=== Given data ===
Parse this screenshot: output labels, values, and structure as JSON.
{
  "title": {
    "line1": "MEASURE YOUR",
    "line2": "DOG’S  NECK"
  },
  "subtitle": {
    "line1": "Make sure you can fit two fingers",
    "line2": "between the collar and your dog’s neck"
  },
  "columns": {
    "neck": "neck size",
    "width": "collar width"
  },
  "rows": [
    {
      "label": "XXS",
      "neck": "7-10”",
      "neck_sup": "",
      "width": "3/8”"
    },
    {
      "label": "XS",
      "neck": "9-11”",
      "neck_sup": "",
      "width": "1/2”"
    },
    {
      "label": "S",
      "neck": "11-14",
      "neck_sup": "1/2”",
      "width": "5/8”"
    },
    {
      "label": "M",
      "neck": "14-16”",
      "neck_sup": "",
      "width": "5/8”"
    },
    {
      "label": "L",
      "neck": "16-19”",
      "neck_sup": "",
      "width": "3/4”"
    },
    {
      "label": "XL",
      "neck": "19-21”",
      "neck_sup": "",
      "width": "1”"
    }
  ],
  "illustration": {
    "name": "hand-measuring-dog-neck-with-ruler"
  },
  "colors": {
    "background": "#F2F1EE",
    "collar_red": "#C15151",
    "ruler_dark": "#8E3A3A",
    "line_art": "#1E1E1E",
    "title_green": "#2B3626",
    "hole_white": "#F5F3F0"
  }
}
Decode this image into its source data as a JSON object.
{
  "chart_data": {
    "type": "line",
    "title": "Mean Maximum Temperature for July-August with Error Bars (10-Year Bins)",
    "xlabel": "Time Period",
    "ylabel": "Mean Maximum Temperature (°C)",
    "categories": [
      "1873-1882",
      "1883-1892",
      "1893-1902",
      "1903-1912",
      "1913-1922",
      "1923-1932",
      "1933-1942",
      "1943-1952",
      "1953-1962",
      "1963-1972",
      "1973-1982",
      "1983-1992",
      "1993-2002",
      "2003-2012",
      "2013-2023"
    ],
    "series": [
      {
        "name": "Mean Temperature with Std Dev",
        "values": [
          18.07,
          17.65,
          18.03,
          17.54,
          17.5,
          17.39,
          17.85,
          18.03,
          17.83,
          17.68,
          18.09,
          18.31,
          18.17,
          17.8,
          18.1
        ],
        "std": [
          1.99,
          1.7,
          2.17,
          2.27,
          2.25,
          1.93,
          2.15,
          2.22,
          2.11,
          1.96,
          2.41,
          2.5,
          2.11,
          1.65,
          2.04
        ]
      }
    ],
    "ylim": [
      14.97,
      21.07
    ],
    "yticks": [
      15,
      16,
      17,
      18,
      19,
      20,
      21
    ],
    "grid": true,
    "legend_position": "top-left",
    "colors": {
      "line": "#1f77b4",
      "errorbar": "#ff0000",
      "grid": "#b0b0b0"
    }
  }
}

=== What is being asked ===
Show every line of the listing in which the string "Temperature" can be found.

=== Exercise result ===
    "title": "Mean Maximum Temperature for July-August with Error Bars (10-Year Bins)",
    "ylabel": "Mean Maximum Temperature (°C)",
        "name": "Mean Temperature with Std Dev",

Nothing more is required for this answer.